◆ TASK BRIEF
Pick out all lines in the listing holding the string "text" and copy them.

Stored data
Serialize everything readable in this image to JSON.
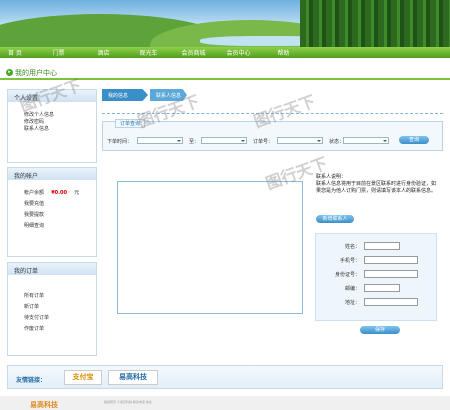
{
  "nav": {
    "items": [
      "首 页",
      "门票",
      "酒店",
      "观光车",
      "会员商城",
      "会员中心",
      "帮助"
    ]
  },
  "page_title": "我的用户中心",
  "sidebar_personal": {
    "title": "个人设置",
    "items": [
      "修改个人信息",
      "修改密码",
      "联系人信息"
    ]
  },
  "sidebar_account": {
    "title": "我的帐户",
    "balance_label": "帐户余额",
    "balance_value": "¥0.00",
    "balance_unit": "元",
    "items": [
      "我要充值",
      "我要提款",
      "明细查询"
    ]
  },
  "sidebar_orders": {
    "title": "我的订单",
    "items": [
      "所有订单",
      "新订单",
      "待支付订单",
      "作废订单"
    ]
  },
  "tabs": [
    "我的信息",
    "联系人信息"
  ],
  "search": {
    "legend": "订单查询",
    "time_label": "下单时间：",
    "to_label": "至：",
    "order_no_label": "订单号：",
    "status_label": "状态：",
    "button": "查询"
  },
  "contact_info": {
    "title": "联系人说明：",
    "text": "联系人信息将用于目前在景区联系时进行身份验证，如果您是为他人订购门票，则请填写该本人的联系信息。",
    "add_button": "新增联系人"
  },
  "form": {
    "fields": [
      "姓名：",
      "手机号：",
      "身份证号：",
      "邮编：",
      "地址："
    ],
    "submit": "保存"
  },
  "links": {
    "label": "友情链接：",
    "logos": [
      "支付宝",
      "易高科技"
    ]
  },
  "footer": {
    "logo": "易高科技",
    "text": "版权所有 ©易高科技 联系电话 地址"
  },
  "watermark": "图行天下"
}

◆ EXERCISE OUTPUT
    "text": "联系人信息将用于目前在景区联系时进行身份验证，如果您是为他人订购门票，则请填写该本人的联系信息。",
    "text": "版权所有 ©易高科技 联系电话 地址"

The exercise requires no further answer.